*Your objective*. Gather all lines in the entries that include the word "高端医学影像设备".

*Entries*.
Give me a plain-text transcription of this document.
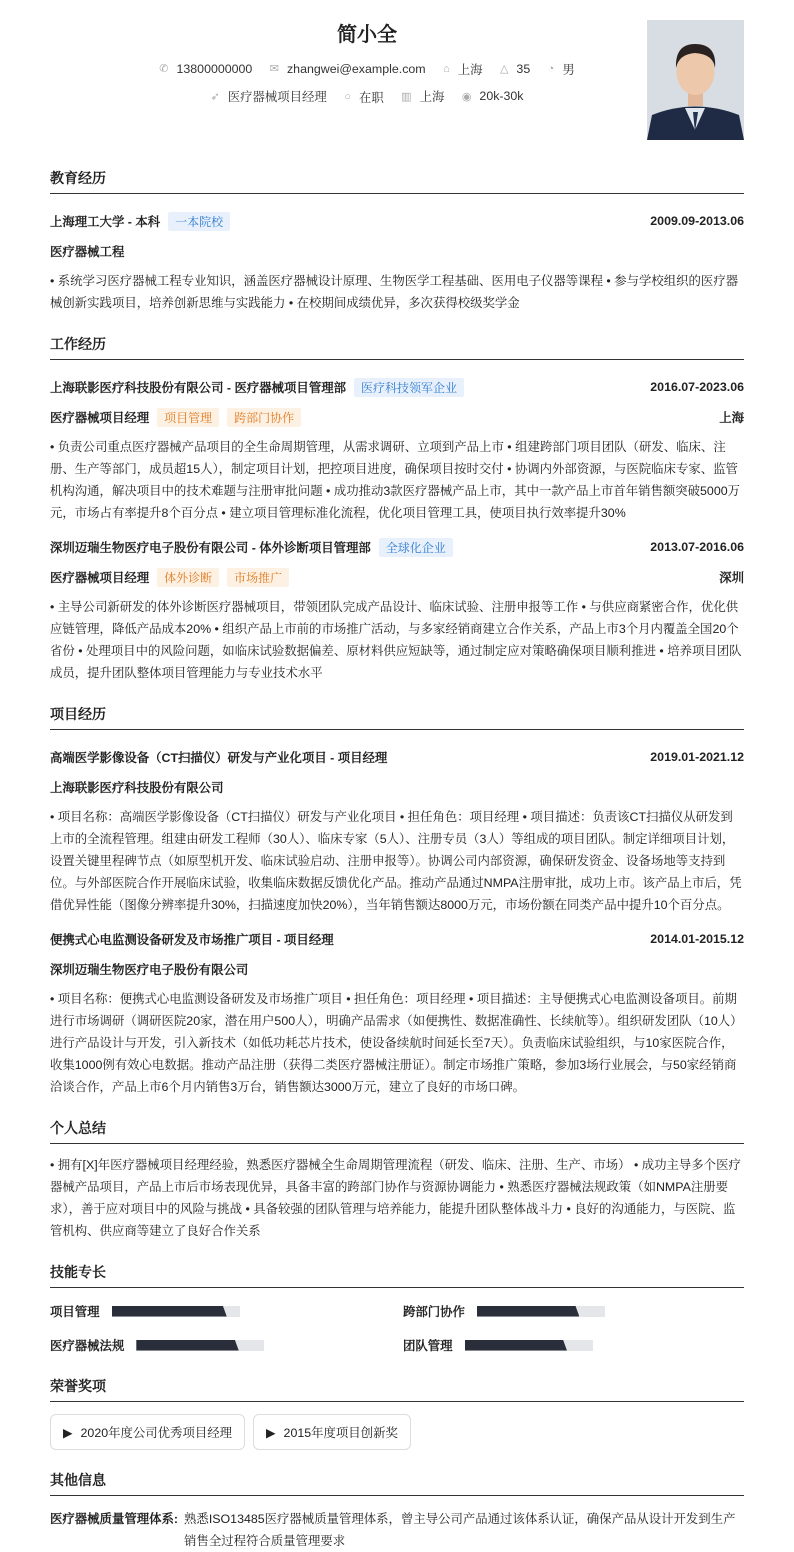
简小全
✆ 13800000000
✉ zhangwei@example.com
⌂ 上海
△ 35
◔ 男
➶ 医疗器械项目经理
○ 在职
▥ 上海
◉ 20k-30k
教育经历
上海理工大学 - 本科	一本院校	2009.09-2013.06
医疗器械工程
• 系统学习医疗器械工程专业知识，涵盖医疗器械设计原理、生物医学工程基础、医用电子仪器等课程 • 参与学校组织的医疗器械创新实践项目，培养创新思维与实践能力 • 在校期间成绩优异，多次获得校级奖学金
工作经历
上海联影医疗科技股份有限公司 - 医疗器械项目管理部	医疗科技领军企业	2016.07-2023.06
医疗器械项目经理	项目管理	跨部门协作	上海
• 负责公司重点医疗器械产品项目的全生命周期管理，从需求调研、立项到产品上市 • 组建跨部门项目团队（研发、临床、注册、生产等部门，成员超15人），制定项目计划，把控项目进度，确保项目按时交付 • 协调内外部资源，与医院临床专家、监管机构沟通，解决项目中的技术难题与注册审批问题 • 成功推动3款医疗器械产品上市，其中一款产品上市首年销售额突破5000万元，市场占有率提升8个百分点 • 建立项目管理标准化流程，优化项目管理工具，使项目执行效率提升30%
深圳迈瑞生物医疗电子股份有限公司 - 体外诊断项目管理部	全球化企业	2013.07-2016.06
医疗器械项目经理	体外诊断	市场推广	深圳
• 主导公司新研发的体外诊断医疗器械项目，带领团队完成产品设计、临床试验、注册申报等工作 • 与供应商紧密合作，优化供应链管理，降低产品成本20% • 组织产品上市前的市场推广活动，与多家经销商建立合作关系，产品上市3个月内覆盖全国20个省份 • 处理项目中的风险问题，如临床试验数据偏差、原材料供应短缺等，通过制定应对策略确保项目顺利推进 • 培养项目团队成员，提升团队整体项目管理能力与专业技术水平
项目经历
高端医学影像设备（CT扫描仪）研发与产业化项目 - 项目经理	2019.01-2021.12
上海联影医疗科技股份有限公司
• 项目名称：高端医学影像设备（CT扫描仪）研发与产业化项目 • 担任角色：项目经理 • 项目描述：负责该CT扫描仪从研发到上市的全流程管理。组建由研发工程师（30人）、临床专家（5人）、注册专员（3人）等组成的项目团队。制定详细项目计划，设置关键里程碑节点（如原型机开发、临床试验启动、注册申报等）。协调公司内部资源，确保研发资金、设备场地等支持到位。与外部医院合作开展临床试验，收集临床数据反馈优化产品。推动产品通过NMPA注册审批，成功上市。该产品上市后，凭借优异性能（图像分辨率提升30%，扫描速度加快20%），当年销售额达8000万元，市场份额在同类产品中提升10个百分点。
便携式心电监测设备研发及市场推广项目 - 项目经理	2014.01-2015.12
深圳迈瑞生物医疗电子股份有限公司
• 项目名称：便携式心电监测设备研发及市场推广项目 • 担任角色：项目经理 • 项目描述：主导便携式心电监测设备项目。前期进行市场调研（调研医院20家，潜在用户500人），明确产品需求（如便携性、数据准确性、长续航等）。组织研发团队（10人）进行产品设计与开发，引入新技术（如低功耗芯片技术，使设备续航时间延长至7天）。负责临床试验组织，与10家医院合作，收集1000例有效心电数据。推动产品注册（获得二类医疗器械注册证）。制定市场推广策略，参加3场行业展会，与50家经销商洽谈合作，产品上市6个月内销售3万台，销售额达3000万元，建立了良好的市场口碑。
个人总结
• 拥有[X]年医疗器械项目经理经验，熟悉医疗器械全生命周期管理流程（研发、临床、注册、生产、市场） • 成功主导多个医疗器械产品项目，产品上市后市场表现优异，具备丰富的跨部门协作与资源协调能力 • 熟悉医疗器械法规政策（如NMPA注册要求），善于应对项目中的风险与挑战 • 具备较强的团队管理与培养能力，能提升团队整体战斗力 • 良好的沟通能力，与医院、监管机构、供应商等建立了良好合作关系
技能专长
项目管理	跨部门协作
医疗器械法规	团队管理
荣誉奖项
▶ 2020年度公司优秀项目经理	▶ 2015年度项目创新奖
其他信息
医疗器械质量管理体系: 熟悉ISO13485医疗器械质量管理体系，曾主导公司产品通过该体系认证，确保产品从设计开发到生产销售全过程符合质量管理要求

*Result*.
高端医学影像设备（CT扫描仪）研发与产业化项目 - 项目经理	2019.01-2021.12
• 项目名称：高端医学影像设备（CT扫描仪）研发与产业化项目 • 担任角色：项目经理 • 项目描述：负责该CT扫描仪从研发到上市的全流程管理。组建由研发工程师（30人）、临床专家（5人）、注册专员（3人）等组成的项目团队。制定详细项目计划，设置关键里程碑节点（如原型机开发、临床试验启动、注册申报等）。协调公司内部资源，确保研发资金、设备场地等支持到位。与外部医院合作开展临床试验，收集临床数据反馈优化产品。推动产品通过NMPA注册审批，成功上市。该产品上市后，凭借优异性能（图像分辨率提升30%，扫描速度加快20%），当年销售额达8000万元，市场份额在同类产品中提升10个百分点。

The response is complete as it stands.